● What is needed
Transcribe the listing in full, excluding any pictures.

Recorded data

Start

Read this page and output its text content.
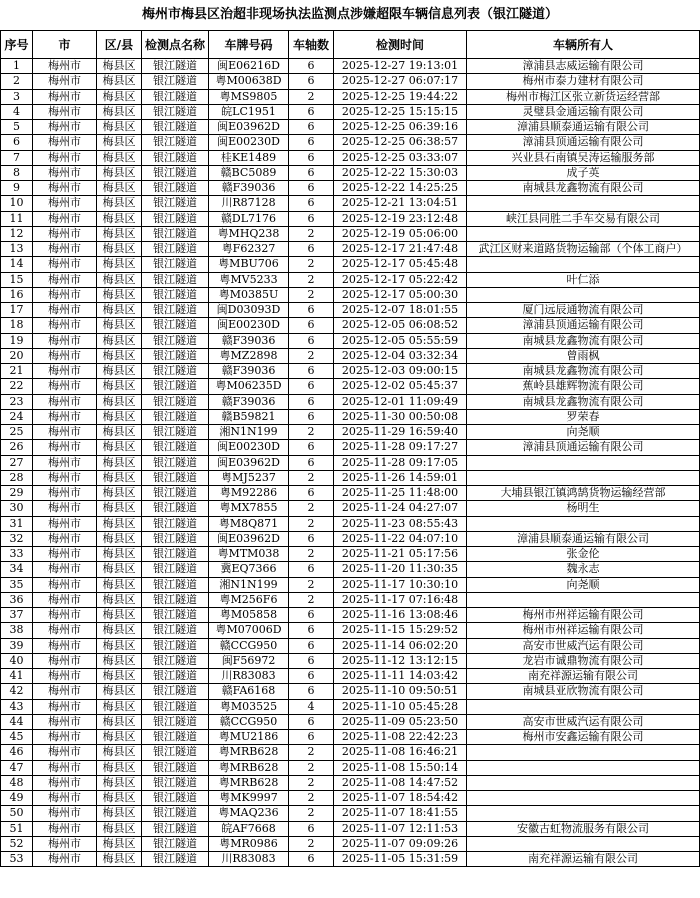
梅州市梅县区治超非现场执法监测点涉嫌超限车辆信息列表（银江隧道）
序号	市	区/县	检测点名称	车牌号码	车轴数	检测时间	车辆所有人
1	梅州市	梅县区	银江隧道	闽E06216D	6	2025-12-27 19:13:01	漳浦县志威运输有限公司
2	梅州市	梅县区	银江隧道	粤M00638D	6	2025-12-27 06:07:17	梅州市泰力建材有限公司
3	梅州市	梅县区	银江隧道	粤MS9805	2	2025-12-25 19:44:22	梅州市梅江区张立新货运经营部
4	梅州市	梅县区	银江隧道	皖LC1951	6	2025-12-25 15:15:15	灵璧县金通运输有限公司
5	梅州市	梅县区	银江隧道	闽E03962D	6	2025-12-25 06:39:16	漳浦县顺泰通运输有限公司
6	梅州市	梅县区	银江隧道	闽E00230D	6	2025-12-25 06:38:57	漳浦县顶通运输有限公司
7	梅州市	梅县区	银江隧道	桂KE1489	6	2025-12-25 03:33:07	兴业县石南镇吴涛运输服务部
8	梅州市	梅县区	银江隧道	赣BC5089	6	2025-12-22 15:30:03	成子英
9	梅州市	梅县区	银江隧道	赣F39036	6	2025-12-22 14:25:25	南城县龙鑫物流有限公司
10	梅州市	梅县区	银江隧道	川R87128	6	2025-12-21 13:04:51	
11	梅州市	梅县区	银江隧道	赣DL7176	6	2025-12-19 23:12:48	峡江县同胜二手车交易有限公司
12	梅州市	梅县区	银江隧道	粤MHQ238	2	2025-12-19 05:06:00	
13	梅州市	梅县区	银江隧道	粤F62327	6	2025-12-17 21:47:48	武江区财来道路货物运输部（个体工商户）
14	梅州市	梅县区	银江隧道	粤MBU706	2	2025-12-17 05:45:48	
15	梅州市	梅县区	银江隧道	粤MV5233	2	2025-12-17 05:22:42	叶仁添
16	梅州市	梅县区	银江隧道	粤M0385U	2	2025-12-17 05:00:30	
17	梅州市	梅县区	银江隧道	闽D03093D	6	2025-12-07 18:01:55	厦门远辰通物流有限公司
18	梅州市	梅县区	银江隧道	闽E00230D	6	2025-12-05 06:08:52	漳浦县顶通运输有限公司
19	梅州市	梅县区	银江隧道	赣F39036	6	2025-12-05 05:55:59	南城县龙鑫物流有限公司
20	梅州市	梅县区	银江隧道	粤MZ2898	2	2025-12-04 03:32:34	曾雨枫
21	梅州市	梅县区	银江隧道	赣F39036	6	2025-12-03 09:00:15	南城县龙鑫物流有限公司
22	梅州市	梅县区	银江隧道	粤M06235D	6	2025-12-02 05:45:37	蕉岭县雄辉物流有限公司
23	梅州市	梅县区	银江隧道	赣F39036	6	2025-12-01 11:09:49	南城县龙鑫物流有限公司
24	梅州市	梅县区	银江隧道	赣B59821	6	2025-11-30 00:50:08	罗荣春
25	梅州市	梅县区	银江隧道	湘N1N199	2	2025-11-29 16:59:40	向尧顺
26	梅州市	梅县区	银江隧道	闽E00230D	6	2025-11-28 09:17:27	漳浦县顶通运输有限公司
27	梅州市	梅县区	银江隧道	闽E03962D	6	2025-11-28 09:17:05	
28	梅州市	梅县区	银江隧道	粤MJ5237	2	2025-11-26 14:59:01	
29	梅州市	梅县区	银江隧道	粤M92286	6	2025-11-25 11:48:00	大埔县银江镇鸿鹄货物运输经营部
30	梅州市	梅县区	银江隧道	粤MX7855	2	2025-11-24 04:27:07	杨明生
31	梅州市	梅县区	银江隧道	粤M8Q871	2	2025-11-23 08:55:43	
32	梅州市	梅县区	银江隧道	闽E03962D	6	2025-11-22 04:07:10	漳浦县顺泰通运输有限公司
33	梅州市	梅县区	银江隧道	粤MTM038	2	2025-11-21 05:17:56	张金伦
34	梅州市	梅县区	银江隧道	冀EQ7366	6	2025-11-20 11:30:35	魏永志
35	梅州市	梅县区	银江隧道	湘N1N199	2	2025-11-17 10:30:10	向尧顺
36	梅州市	梅县区	银江隧道	粤M256F6	2	2025-11-17 07:16:48	
37	梅州市	梅县区	银江隧道	粤M05858	6	2025-11-16 13:08:46	梅州市州祥运输有限公司
38	梅州市	梅县区	银江隧道	粤M07006D	6	2025-11-15 15:29:52	梅州市州祥运输有限公司
39	梅州市	梅县区	银江隧道	赣CCG950	6	2025-11-14 06:02:20	高安市世威汽运有限公司
40	梅州市	梅县区	银江隧道	闽F56972	6	2025-11-12 13:12:15	龙岩市诚鼎物流有限公司
41	梅州市	梅县区	银江隧道	川R83083	6	2025-11-11 14:03:42	南充祥源运输有限公司
42	梅州市	梅县区	银江隧道	赣FA6168	6	2025-11-10 09:50:51	南城县亚欣物流有限公司
43	梅州市	梅县区	银江隧道	粤M03525	4	2025-11-10 05:45:28	
44	梅州市	梅县区	银江隧道	赣CCG950	6	2025-11-09 05:23:50	高安市世威汽运有限公司
45	梅州市	梅县区	银江隧道	粤MU2186	6	2025-11-08 22:42:23	梅州市安鑫运输有限公司
46	梅州市	梅县区	银江隧道	粤MRB628	2	2025-11-08 16:46:21	
47	梅州市	梅县区	银江隧道	粤MRB628	2	2025-11-08 15:50:14	
48	梅州市	梅县区	银江隧道	粤MRB628	2	2025-11-08 14:47:52	
49	梅州市	梅县区	银江隧道	粤MK9997	2	2025-11-07 18:54:42	
50	梅州市	梅县区	银江隧道	粤MAQ236	2	2025-11-07 18:41:55	
51	梅州市	梅县区	银江隧道	皖AF7668	6	2025-11-07 12:11:53	安徽古虹物流服务有限公司
52	梅州市	梅县区	银江隧道	粤MR0986	2	2025-11-07 09:09:26	
53	梅州市	梅县区	银江隧道	川R83083	6	2025-11-05 15:31:59	南充祥源运输有限公司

End

● Result for this task
Read this page and output its text content.
梅州市梅县区治超非现场执法监测点涉嫌超限车辆信息列表（银江隧道）
序号	市	区/县	检测点名称	车牌号码	车轴数	检测时间	车辆所有人
1	梅州市	梅县区	银江隧道	闽E06216D	6	2025-12-27 19:13:01	漳浦县志威运输有限公司
2	梅州市	梅县区	银江隧道	粤M00638D	6	2025-12-27 06:07:17	梅州市泰力建材有限公司
3	梅州市	梅县区	银江隧道	粤MS9805	2	2025-12-25 19:44:22	梅州市梅江区张立新货运经营部
4	梅州市	梅县区	银江隧道	皖LC1951	6	2025-12-25 15:15:15	灵璧县金通运输有限公司
5	梅州市	梅县区	银江隧道	闽E03962D	6	2025-12-25 06:39:16	漳浦县顺泰通运输有限公司
6	梅州市	梅县区	银江隧道	闽E00230D	6	2025-12-25 06:38:57	漳浦县顶通运输有限公司
7	梅州市	梅县区	银江隧道	桂KE1489	6	2025-12-25 03:33:07	兴业县石南镇吴涛运输服务部
8	梅州市	梅县区	银江隧道	赣BC5089	6	2025-12-22 15:30:03	成子英
9	梅州市	梅县区	银江隧道	赣F39036	6	2025-12-22 14:25:25	南城县龙鑫物流有限公司
10	梅州市	梅县区	银江隧道	川R87128	6	2025-12-21 13:04:51	
11	梅州市	梅县区	银江隧道	赣DL7176	6	2025-12-19 23:12:48	峡江县同胜二手车交易有限公司
12	梅州市	梅县区	银江隧道	粤MHQ238	2	2025-12-19 05:06:00	
13	梅州市	梅县区	银江隧道	粤F62327	6	2025-12-17 21:47:48	武江区财来道路货物运输部（个体工商户）
14	梅州市	梅县区	银江隧道	粤MBU706	2	2025-12-17 05:45:48	
15	梅州市	梅县区	银江隧道	粤MV5233	2	2025-12-17 05:22:42	叶仁添
16	梅州市	梅县区	银江隧道	粤M0385U	2	2025-12-17 05:00:30	
17	梅州市	梅县区	银江隧道	闽D03093D	6	2025-12-07 18:01:55	厦门远辰通物流有限公司
18	梅州市	梅县区	银江隧道	闽E00230D	6	2025-12-05 06:08:52	漳浦县顶通运输有限公司
19	梅州市	梅县区	银江隧道	赣F39036	6	2025-12-05 05:55:59	南城县龙鑫物流有限公司
20	梅州市	梅县区	银江隧道	粤MZ2898	2	2025-12-04 03:32:34	曾雨枫
21	梅州市	梅县区	银江隧道	赣F39036	6	2025-12-03 09:00:15	南城县龙鑫物流有限公司
22	梅州市	梅县区	银江隧道	粤M06235D	6	2025-12-02 05:45:37	蕉岭县雄辉物流有限公司
23	梅州市	梅县区	银江隧道	赣F39036	6	2025-12-01 11:09:49	南城县龙鑫物流有限公司
24	梅州市	梅县区	银江隧道	赣B59821	6	2025-11-30 00:50:08	罗荣春
25	梅州市	梅县区	银江隧道	湘N1N199	2	2025-11-29 16:59:40	向尧顺
26	梅州市	梅县区	银江隧道	闽E00230D	6	2025-11-28 09:17:27	漳浦县顶通运输有限公司
27	梅州市	梅县区	银江隧道	闽E03962D	6	2025-11-28 09:17:05	
28	梅州市	梅县区	银江隧道	粤MJ5237	2	2025-11-26 14:59:01	
29	梅州市	梅县区	银江隧道	粤M92286	6	2025-11-25 11:48:00	大埔县银江镇鸿鹄货物运输经营部
30	梅州市	梅县区	银江隧道	粤MX7855	2	2025-11-24 04:27:07	杨明生
31	梅州市	梅县区	银江隧道	粤M8Q871	2	2025-11-23 08:55:43	
32	梅州市	梅县区	银江隧道	闽E03962D	6	2025-11-22 04:07:10	漳浦县顺泰通运输有限公司
33	梅州市	梅县区	银江隧道	粤MTM038	2	2025-11-21 05:17:56	张金伦
34	梅州市	梅县区	银江隧道	冀EQ7366	6	2025-11-20 11:30:35	魏永志
35	梅州市	梅县区	银江隧道	湘N1N199	2	2025-11-17 10:30:10	向尧顺
36	梅州市	梅县区	银江隧道	粤M256F6	2	2025-11-17 07:16:48	
37	梅州市	梅县区	银江隧道	粤M05858	6	2025-11-16 13:08:46	梅州市州祥运输有限公司
38	梅州市	梅县区	银江隧道	粤M07006D	6	2025-11-15 15:29:52	梅州市州祥运输有限公司
39	梅州市	梅县区	银江隧道	赣CCG950	6	2025-11-14 06:02:20	高安市世威汽运有限公司
40	梅州市	梅县区	银江隧道	闽F56972	6	2025-11-12 13:12:15	龙岩市诚鼎物流有限公司
41	梅州市	梅县区	银江隧道	川R83083	6	2025-11-11 14:03:42	南充祥源运输有限公司
42	梅州市	梅县区	银江隧道	赣FA6168	6	2025-11-10 09:50:51	南城县亚欣物流有限公司
43	梅州市	梅县区	银江隧道	粤M03525	4	2025-11-10 05:45:28	
44	梅州市	梅县区	银江隧道	赣CCG950	6	2025-11-09 05:23:50	高安市世威汽运有限公司
45	梅州市	梅县区	银江隧道	粤MU2186	6	2025-11-08 22:42:23	梅州市安鑫运输有限公司
46	梅州市	梅县区	银江隧道	粤MRB628	2	2025-11-08 16:46:21	
47	梅州市	梅县区	银江隧道	粤MRB628	2	2025-11-08 15:50:14	
48	梅州市	梅县区	银江隧道	粤MRB628	2	2025-11-08 14:47:52	
49	梅州市	梅县区	银江隧道	粤MK9997	2	2025-11-07 18:54:42	
50	梅州市	梅县区	银江隧道	粤MAQ236	2	2025-11-07 18:41:55	
51	梅州市	梅县区	银江隧道	皖AF7668	6	2025-11-07 12:11:53	安徽古虹物流服务有限公司
52	梅州市	梅县区	银江隧道	粤MR0986	2	2025-11-07 09:09:26	
53	梅州市	梅县区	银江隧道	川R83083	6	2025-11-05 15:31:59	南充祥源运输有限公司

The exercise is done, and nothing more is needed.